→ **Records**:
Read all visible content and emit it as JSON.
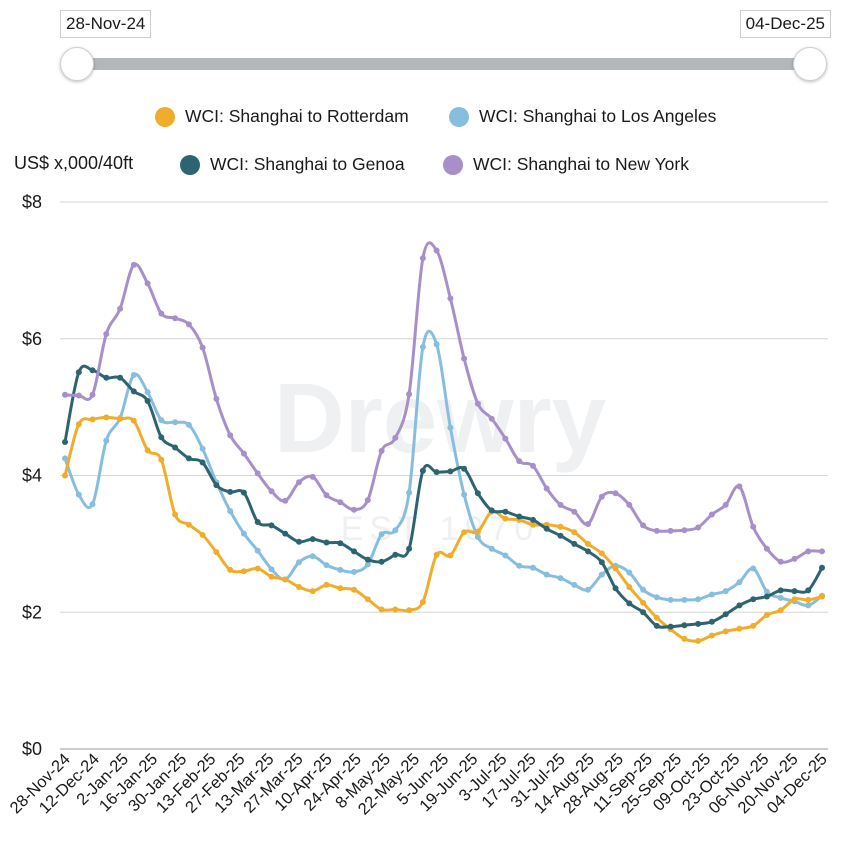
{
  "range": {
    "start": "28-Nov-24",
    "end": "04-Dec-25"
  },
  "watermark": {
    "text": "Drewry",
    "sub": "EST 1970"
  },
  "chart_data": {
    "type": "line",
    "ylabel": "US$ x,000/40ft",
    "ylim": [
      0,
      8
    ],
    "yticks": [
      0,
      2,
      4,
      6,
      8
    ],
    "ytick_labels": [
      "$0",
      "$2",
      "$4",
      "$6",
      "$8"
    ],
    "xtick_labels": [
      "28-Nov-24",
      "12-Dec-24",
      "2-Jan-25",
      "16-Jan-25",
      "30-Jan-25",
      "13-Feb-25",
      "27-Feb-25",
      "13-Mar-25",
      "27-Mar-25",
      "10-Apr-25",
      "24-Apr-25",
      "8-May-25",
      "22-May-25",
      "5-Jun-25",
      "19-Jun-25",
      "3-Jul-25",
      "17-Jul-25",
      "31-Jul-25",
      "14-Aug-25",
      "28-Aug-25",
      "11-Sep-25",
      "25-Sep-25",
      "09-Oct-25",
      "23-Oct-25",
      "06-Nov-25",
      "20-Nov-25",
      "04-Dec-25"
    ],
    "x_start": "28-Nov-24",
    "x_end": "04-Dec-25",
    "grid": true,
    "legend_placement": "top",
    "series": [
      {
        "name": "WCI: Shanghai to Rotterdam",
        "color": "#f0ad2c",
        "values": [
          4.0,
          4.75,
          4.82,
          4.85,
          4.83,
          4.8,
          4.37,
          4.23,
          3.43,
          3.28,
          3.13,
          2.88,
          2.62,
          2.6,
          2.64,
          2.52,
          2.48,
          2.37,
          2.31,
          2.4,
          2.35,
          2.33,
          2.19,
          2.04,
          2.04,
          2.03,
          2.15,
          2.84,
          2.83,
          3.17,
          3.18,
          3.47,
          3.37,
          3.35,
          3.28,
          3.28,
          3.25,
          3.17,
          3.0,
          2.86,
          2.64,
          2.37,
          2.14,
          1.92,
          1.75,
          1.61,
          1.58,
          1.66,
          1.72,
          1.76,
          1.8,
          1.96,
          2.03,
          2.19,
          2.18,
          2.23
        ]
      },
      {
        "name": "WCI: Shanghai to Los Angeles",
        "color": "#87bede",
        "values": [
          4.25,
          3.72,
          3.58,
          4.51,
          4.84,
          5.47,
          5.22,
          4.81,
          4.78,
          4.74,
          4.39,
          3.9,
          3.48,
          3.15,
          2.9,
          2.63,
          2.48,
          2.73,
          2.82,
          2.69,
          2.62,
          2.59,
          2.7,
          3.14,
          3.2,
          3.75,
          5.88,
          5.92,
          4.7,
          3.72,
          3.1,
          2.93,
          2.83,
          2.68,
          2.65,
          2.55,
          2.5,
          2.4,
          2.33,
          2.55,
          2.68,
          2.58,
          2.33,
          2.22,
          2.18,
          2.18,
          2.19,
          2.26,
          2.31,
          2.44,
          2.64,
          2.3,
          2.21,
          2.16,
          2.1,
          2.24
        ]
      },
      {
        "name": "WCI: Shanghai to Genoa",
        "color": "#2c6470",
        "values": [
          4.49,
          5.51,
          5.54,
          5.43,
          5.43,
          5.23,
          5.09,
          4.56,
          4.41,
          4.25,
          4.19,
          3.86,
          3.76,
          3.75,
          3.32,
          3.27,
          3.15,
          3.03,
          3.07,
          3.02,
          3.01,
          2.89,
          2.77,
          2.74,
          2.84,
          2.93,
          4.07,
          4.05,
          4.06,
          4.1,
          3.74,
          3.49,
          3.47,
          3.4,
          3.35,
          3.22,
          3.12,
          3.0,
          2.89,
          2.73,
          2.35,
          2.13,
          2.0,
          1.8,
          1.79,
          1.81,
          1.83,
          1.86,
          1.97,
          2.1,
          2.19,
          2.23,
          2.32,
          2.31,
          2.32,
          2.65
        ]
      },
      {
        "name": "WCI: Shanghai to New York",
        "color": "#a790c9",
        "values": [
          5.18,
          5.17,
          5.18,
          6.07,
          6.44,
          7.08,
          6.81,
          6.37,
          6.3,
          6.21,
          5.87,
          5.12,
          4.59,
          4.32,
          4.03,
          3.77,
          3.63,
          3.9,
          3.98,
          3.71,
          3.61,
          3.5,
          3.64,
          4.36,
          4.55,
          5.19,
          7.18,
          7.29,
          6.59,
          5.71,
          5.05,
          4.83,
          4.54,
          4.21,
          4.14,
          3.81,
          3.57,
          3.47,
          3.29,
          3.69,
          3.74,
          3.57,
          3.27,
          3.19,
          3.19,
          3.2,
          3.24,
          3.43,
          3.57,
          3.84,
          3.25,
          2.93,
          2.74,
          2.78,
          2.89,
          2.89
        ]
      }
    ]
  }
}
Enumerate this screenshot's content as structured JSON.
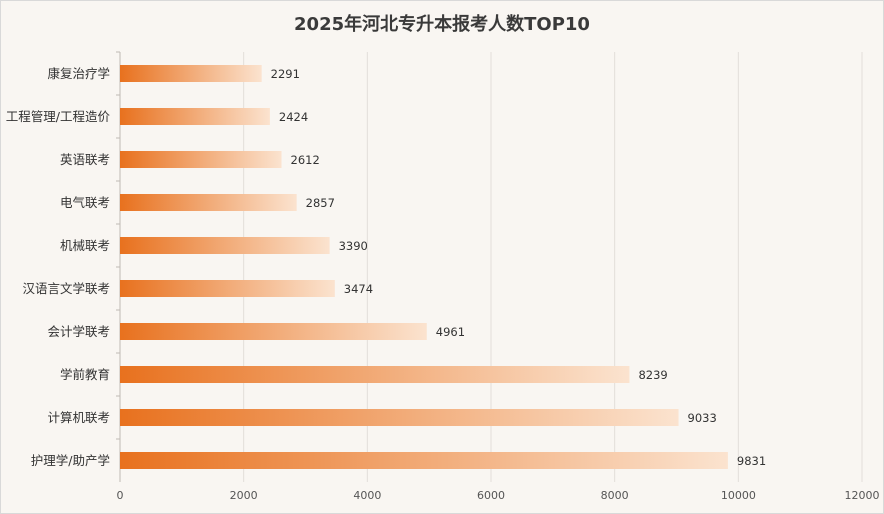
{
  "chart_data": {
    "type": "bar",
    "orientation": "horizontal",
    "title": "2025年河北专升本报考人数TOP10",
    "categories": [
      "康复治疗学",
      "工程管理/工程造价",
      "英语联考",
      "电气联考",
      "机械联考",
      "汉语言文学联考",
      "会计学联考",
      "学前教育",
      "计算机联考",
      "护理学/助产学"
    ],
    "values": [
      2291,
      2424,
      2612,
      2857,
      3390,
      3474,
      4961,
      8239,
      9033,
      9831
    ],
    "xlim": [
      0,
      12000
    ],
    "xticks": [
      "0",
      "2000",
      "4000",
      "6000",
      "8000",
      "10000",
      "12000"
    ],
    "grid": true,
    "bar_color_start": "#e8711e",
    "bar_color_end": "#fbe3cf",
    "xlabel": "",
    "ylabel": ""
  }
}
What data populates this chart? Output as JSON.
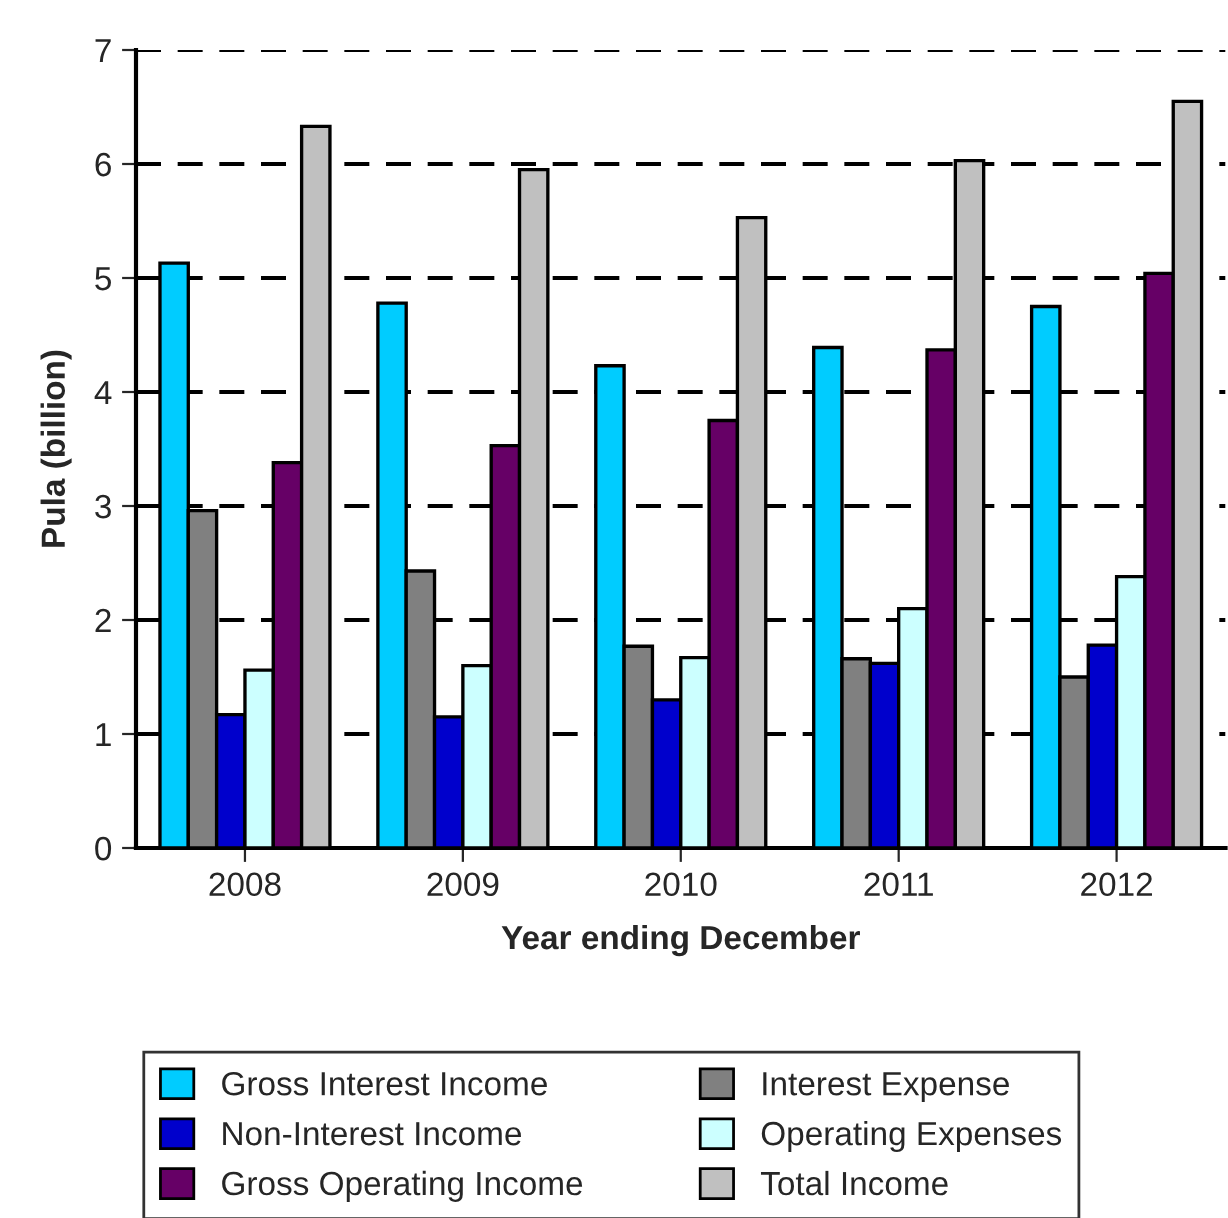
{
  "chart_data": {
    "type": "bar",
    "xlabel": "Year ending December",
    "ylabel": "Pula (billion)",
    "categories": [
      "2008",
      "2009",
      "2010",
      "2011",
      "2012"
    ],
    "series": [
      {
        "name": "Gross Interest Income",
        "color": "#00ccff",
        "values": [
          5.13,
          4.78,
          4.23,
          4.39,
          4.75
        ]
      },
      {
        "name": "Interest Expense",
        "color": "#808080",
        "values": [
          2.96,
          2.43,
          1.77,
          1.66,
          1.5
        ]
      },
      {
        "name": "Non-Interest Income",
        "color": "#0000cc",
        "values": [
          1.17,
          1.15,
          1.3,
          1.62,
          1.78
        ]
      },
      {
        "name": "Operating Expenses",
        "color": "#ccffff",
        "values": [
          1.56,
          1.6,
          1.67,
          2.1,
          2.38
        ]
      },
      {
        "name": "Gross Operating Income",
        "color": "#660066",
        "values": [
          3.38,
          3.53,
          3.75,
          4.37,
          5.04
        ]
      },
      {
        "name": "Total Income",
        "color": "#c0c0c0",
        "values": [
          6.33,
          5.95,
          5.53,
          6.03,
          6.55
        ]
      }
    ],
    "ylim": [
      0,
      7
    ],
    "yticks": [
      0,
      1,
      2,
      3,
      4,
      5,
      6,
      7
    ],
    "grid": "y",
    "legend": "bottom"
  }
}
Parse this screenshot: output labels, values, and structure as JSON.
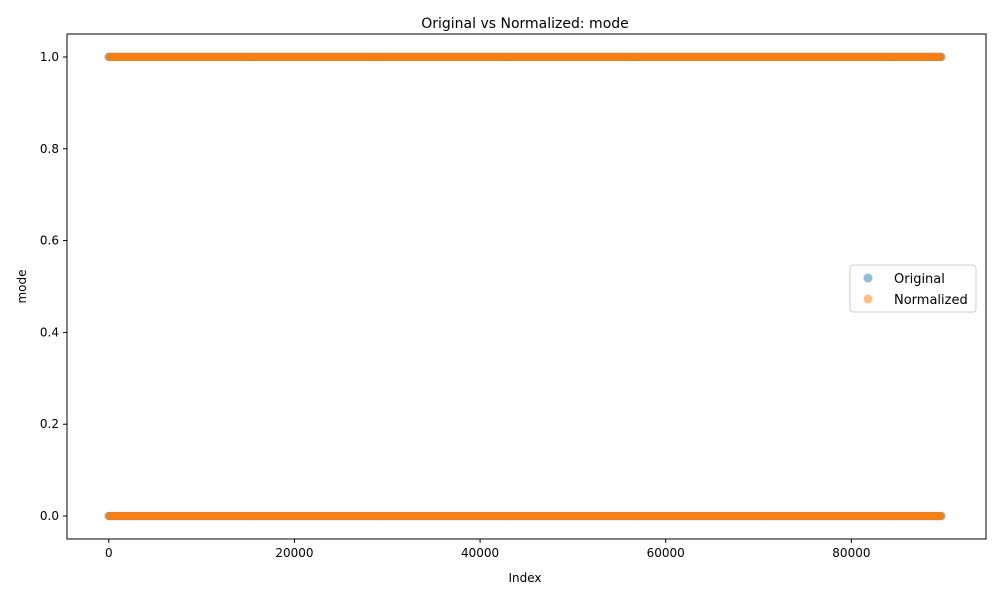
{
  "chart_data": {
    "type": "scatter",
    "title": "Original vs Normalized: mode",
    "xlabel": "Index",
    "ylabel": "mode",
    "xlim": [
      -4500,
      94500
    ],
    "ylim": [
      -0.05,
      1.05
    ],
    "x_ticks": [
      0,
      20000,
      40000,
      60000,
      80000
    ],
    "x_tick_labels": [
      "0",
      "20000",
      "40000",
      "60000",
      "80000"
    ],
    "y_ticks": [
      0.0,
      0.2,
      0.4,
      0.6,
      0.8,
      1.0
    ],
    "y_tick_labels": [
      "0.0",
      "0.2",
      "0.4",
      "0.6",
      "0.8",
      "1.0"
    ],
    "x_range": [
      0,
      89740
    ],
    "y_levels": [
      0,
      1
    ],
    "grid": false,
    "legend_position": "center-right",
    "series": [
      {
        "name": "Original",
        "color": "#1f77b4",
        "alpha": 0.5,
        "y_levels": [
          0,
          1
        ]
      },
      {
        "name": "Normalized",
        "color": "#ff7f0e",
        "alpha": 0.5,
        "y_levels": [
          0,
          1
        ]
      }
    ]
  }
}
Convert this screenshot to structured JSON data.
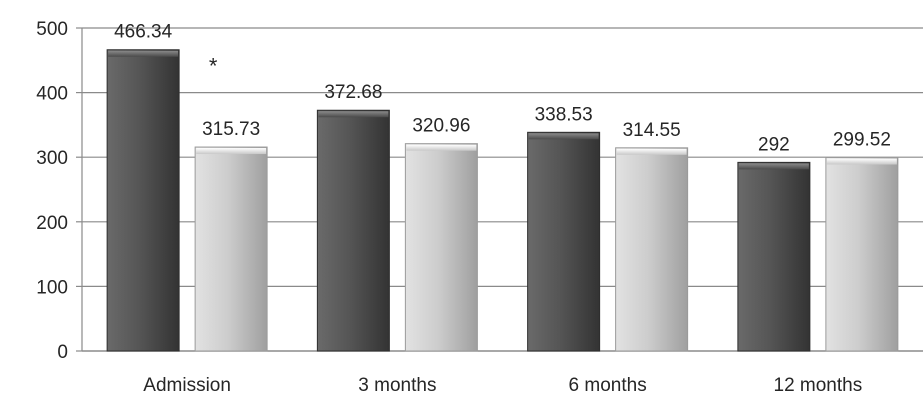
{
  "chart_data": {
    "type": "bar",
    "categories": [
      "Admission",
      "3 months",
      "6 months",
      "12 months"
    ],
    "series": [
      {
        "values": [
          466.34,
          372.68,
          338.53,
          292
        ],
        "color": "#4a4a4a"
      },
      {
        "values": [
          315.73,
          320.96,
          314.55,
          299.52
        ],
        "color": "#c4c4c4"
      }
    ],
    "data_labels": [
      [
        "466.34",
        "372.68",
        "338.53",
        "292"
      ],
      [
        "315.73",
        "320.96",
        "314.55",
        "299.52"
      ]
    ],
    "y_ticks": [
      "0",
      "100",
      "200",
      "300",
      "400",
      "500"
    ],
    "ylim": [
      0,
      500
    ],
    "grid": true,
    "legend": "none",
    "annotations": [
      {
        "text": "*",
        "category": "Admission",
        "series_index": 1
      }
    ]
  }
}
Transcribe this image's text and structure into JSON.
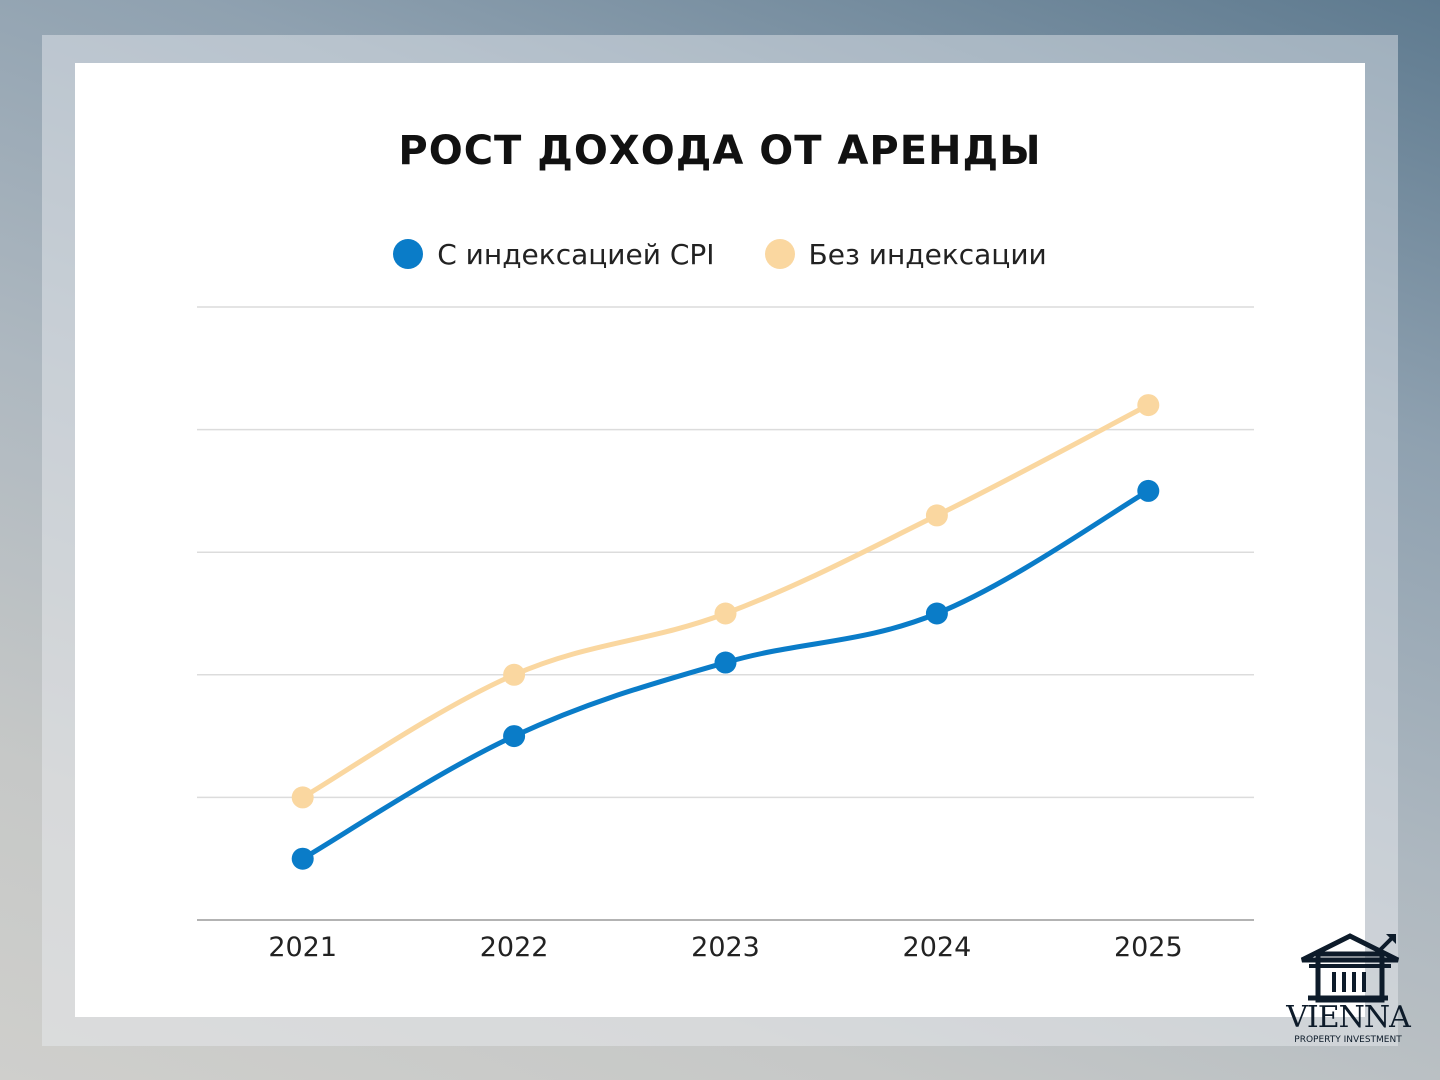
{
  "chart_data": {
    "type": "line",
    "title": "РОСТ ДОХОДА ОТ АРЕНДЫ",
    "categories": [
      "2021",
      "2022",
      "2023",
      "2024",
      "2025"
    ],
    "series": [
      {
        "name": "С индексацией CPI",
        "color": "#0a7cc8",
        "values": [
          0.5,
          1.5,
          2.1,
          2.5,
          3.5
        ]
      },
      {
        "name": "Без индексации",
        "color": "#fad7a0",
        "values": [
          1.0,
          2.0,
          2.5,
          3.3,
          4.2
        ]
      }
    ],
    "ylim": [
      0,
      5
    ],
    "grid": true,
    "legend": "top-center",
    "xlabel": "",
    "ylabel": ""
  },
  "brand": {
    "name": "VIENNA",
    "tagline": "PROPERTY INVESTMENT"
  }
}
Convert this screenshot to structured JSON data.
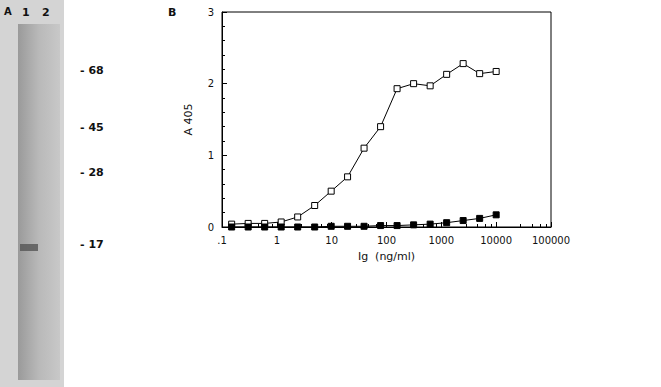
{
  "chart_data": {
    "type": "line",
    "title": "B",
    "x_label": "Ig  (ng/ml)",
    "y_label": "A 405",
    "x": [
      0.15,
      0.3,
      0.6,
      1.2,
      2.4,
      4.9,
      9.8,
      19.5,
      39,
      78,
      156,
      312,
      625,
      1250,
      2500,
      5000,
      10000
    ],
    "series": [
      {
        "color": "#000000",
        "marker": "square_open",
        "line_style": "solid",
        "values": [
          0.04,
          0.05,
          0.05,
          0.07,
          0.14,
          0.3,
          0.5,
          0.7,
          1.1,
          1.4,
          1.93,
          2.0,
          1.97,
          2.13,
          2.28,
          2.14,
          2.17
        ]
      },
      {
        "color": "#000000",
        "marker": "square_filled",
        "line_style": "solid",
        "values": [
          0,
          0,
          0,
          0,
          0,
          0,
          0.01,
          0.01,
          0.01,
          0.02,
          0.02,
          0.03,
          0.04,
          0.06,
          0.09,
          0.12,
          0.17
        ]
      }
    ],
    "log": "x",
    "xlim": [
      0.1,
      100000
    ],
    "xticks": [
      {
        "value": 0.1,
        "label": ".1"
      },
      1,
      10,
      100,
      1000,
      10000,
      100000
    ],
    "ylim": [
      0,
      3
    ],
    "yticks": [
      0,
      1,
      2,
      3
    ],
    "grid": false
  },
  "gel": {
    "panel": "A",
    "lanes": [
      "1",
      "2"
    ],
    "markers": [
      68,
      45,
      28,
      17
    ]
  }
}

→ **Task instructions**:
All lines holding the word "screenshot" should be picked out and copied.

→ **Solution to the exercise**:
Enumerate this screenshot's content as structured JSON.
Parse this screenshot: output labels, values, and structure as JSON.
Convert this screenshot to structured JSON data.
Convert this screenshot to structured JSON data.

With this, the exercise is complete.